• _Brief A_
Rewrite the passage on the Tottenham documentary, starting at the words "It should not" and stopping after "relishes the limelight.", and substitute "opening episode" for "first episode".
• _Brief B_
Pick up the passage on the Tottenham documentary after its final sentence and keep writing.

• _Excerpted passage_

It should not come as a shock that Jose Mourinho is the star turn of Amazon Prime’s documentary, All or Nothing: Tottenham Hotspur, which details the club’s season and begins its staggered release on Monday.

A born performer, Mourinho hogs the stage from the moment he struts into Hotspur Way, 24 minutes into the first episode. Whether alone in his office and telling a TV commentator who questions his appointment to “f*** off”, or accusing Dele Alli of being “a s*** trainer” in front of the rest of the squad, Mourinho relishes the limelight.

By contrast, his predecessor, Mauricio Pochettino, who had reservations about the fly-on-the-wall series from the start, looks uncomfortable in his only talking head, while publicity-shy chairman Daniel Levy feels like a supporting actor in the Jose show. Jan Vertonghen should consult his stage-trained wife for tips, after a clearly contrived scene in which the Belgian and Harry Kane discuss Pochettino’s shock dismissal.

While there are moments that feel set up, no shortage of PR and some glaring omissions — there is no footage of Pochettino’s sacking, as rumoured — there is also plenty of good detail, and the first three episodes paint a revealing picture of Mourinho’s attempts to win over his new squad.

• _Raw data_
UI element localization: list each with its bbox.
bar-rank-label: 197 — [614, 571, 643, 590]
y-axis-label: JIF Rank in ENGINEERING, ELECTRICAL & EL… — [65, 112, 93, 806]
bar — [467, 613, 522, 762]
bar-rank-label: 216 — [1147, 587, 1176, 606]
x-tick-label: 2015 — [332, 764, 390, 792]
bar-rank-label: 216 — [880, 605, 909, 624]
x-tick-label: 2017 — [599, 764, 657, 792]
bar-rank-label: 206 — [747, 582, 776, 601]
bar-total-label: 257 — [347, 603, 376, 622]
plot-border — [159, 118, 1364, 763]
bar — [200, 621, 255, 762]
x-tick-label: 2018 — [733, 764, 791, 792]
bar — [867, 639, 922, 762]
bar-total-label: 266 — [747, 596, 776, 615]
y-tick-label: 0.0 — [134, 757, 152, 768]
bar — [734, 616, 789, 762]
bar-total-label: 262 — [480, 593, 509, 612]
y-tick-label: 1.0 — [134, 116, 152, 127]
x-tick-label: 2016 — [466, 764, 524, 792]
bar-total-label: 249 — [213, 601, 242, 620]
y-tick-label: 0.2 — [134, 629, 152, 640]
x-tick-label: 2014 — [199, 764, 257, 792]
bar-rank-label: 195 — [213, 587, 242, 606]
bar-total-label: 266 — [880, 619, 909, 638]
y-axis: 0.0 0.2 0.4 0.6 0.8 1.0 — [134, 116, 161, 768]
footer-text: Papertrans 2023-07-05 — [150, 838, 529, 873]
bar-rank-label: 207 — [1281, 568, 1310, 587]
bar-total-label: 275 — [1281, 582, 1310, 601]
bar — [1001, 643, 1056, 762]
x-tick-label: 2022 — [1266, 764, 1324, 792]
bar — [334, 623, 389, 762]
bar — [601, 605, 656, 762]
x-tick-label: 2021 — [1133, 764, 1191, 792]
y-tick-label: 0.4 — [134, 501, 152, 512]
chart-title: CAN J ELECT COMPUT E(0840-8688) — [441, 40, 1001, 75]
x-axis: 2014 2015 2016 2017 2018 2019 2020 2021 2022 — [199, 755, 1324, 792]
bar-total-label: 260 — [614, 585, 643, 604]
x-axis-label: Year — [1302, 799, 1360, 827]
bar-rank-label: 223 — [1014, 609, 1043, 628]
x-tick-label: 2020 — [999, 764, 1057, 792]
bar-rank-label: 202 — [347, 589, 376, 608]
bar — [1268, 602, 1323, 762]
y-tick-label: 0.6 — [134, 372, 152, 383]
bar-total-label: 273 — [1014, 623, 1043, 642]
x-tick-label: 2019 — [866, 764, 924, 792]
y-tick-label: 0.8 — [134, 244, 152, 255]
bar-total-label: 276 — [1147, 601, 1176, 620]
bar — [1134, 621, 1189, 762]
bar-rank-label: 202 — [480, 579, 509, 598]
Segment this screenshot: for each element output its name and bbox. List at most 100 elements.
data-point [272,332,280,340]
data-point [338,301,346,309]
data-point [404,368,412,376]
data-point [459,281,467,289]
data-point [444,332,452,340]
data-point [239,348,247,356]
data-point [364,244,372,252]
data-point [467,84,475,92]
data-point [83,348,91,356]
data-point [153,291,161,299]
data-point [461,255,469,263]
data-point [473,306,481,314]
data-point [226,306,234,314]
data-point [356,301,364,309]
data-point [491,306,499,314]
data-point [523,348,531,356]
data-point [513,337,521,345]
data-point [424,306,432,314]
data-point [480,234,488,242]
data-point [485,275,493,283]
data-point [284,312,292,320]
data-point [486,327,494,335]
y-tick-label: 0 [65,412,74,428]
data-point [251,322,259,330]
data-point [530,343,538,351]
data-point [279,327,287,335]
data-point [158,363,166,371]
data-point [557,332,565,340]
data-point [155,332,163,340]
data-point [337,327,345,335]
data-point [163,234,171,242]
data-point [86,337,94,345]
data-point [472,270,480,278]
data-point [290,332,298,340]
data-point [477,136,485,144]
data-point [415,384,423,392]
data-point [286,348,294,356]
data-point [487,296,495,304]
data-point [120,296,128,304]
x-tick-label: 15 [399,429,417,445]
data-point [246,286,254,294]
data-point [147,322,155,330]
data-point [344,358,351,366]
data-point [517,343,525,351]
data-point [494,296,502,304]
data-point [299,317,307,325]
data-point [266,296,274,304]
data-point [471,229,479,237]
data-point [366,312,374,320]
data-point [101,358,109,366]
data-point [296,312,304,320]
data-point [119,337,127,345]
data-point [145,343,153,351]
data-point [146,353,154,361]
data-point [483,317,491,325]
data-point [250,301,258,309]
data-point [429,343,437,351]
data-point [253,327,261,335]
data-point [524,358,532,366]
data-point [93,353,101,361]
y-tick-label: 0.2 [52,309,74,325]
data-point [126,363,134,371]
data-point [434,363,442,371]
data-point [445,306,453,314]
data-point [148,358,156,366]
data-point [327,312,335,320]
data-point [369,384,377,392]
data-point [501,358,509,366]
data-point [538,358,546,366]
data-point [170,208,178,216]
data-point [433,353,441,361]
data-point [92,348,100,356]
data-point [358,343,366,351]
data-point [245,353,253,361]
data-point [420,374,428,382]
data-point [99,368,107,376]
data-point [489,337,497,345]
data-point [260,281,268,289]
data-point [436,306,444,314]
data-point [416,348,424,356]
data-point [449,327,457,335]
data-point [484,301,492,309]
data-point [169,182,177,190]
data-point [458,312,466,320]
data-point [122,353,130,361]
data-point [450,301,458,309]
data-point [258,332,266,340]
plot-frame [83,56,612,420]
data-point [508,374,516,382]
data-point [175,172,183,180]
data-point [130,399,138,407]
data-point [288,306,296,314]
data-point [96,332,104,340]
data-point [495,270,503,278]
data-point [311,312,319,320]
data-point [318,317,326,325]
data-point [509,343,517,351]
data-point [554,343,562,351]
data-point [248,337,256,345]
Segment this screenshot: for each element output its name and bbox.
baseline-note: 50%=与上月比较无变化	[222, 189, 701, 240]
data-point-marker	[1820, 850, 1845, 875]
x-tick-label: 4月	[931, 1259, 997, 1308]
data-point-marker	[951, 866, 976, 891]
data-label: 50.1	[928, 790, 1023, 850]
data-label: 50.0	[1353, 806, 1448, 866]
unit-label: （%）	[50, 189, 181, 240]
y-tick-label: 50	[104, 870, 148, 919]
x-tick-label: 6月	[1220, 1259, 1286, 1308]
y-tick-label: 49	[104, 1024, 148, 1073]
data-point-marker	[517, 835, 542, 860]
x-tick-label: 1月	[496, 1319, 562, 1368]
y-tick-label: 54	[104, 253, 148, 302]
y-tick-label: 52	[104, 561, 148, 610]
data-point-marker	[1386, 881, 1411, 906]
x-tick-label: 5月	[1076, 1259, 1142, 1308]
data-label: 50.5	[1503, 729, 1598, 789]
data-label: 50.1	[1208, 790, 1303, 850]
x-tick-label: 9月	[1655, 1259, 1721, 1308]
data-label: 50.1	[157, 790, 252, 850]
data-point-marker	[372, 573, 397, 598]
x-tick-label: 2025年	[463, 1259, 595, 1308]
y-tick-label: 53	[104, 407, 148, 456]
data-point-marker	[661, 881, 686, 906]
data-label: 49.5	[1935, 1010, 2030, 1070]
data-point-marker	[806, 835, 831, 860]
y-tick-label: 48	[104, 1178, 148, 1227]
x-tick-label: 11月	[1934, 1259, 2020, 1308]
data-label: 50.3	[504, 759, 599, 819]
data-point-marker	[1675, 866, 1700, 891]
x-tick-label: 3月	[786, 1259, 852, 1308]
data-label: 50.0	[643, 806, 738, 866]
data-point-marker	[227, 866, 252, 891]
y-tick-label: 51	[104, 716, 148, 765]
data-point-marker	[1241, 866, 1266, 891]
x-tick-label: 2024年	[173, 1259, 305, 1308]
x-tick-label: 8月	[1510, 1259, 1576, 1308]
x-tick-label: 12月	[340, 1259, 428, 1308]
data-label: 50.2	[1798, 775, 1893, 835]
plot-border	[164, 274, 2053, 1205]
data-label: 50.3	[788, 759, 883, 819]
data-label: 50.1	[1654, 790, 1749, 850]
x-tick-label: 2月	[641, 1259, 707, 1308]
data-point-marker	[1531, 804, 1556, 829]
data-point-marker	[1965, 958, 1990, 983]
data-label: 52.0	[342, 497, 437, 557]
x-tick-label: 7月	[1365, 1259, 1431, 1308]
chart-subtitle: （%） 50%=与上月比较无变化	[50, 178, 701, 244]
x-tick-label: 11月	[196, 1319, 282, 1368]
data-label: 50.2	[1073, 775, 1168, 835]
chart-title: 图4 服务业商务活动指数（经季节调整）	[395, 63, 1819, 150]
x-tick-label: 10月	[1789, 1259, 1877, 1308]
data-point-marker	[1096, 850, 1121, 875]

• _Written response A_
It should not come as a shock that Jose Mourinho is the star turn of Amazon Prime’s documentary, All or Nothing: Tottenham Hotspur, which details the club’s season and begins its staggered release on Monday.

A born performer, Mourinho hogs the stage from the moment he struts into Hotspur Way, 24 minutes into the opening episode. Whether alone in his office and telling a TV commentator who questions his appointment to “f*** off”, or accusing Dele Alli of being “a s*** trainer” in front of the rest of the squad, Mourinho relishes the limelight.

• _Written response B_
The true gold comes in a series of one-on-one meetings in the manager’s office with Kane, Alli and Eric Dier. “You forget [the cameras] are there,” Alli later admitted. “It was a real conversation.”

It is surely no coincidence that Mourinho targets the trio first. Kane, Alli and Dier were Pochettino’s most trusted lieutenants, who all paid emotional visits to the Argentine’s home after his sacking.

With each, Mourinho, whose man-management was once unrivalled, takes a different tack. He tells Kane he can turn him into one of the game’s biggest “movie stars”, in what feels like a calculated sales pitch to the England captain. “We have to build your status in that direction,” Mourinho tells him. “My profile, I am little bit like that as a coach. The reality is that my dimension is universal and, by being with me, I think I can help you [to explode].”

His message to Alli is more pep-talk, warning he would regret failing to live up to his potential and subtly questioning the 24-year-old’s “party boy” lifestyle.

“I am 56 now and yesterday I was 20,” Mourinho says. “Time flies. I think one day I think you will regret [it] if you don’t reach what you can reach.”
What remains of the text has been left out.